— BEGIN Supplied records —

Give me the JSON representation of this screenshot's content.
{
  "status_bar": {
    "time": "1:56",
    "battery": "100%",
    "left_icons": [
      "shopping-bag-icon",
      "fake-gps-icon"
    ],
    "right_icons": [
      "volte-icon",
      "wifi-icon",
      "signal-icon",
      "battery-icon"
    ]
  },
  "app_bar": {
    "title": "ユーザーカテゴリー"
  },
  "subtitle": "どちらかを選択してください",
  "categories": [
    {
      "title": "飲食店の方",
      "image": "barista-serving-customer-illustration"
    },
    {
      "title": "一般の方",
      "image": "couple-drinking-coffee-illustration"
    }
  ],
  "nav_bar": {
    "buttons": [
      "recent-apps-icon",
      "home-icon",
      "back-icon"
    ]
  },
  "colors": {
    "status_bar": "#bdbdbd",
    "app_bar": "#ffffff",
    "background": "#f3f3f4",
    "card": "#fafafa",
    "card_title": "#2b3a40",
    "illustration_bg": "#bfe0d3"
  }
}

— END Supplied records —

Exercise: Look through the material above and work out how many of its lines contain "image". State the number only.

Correct result: 2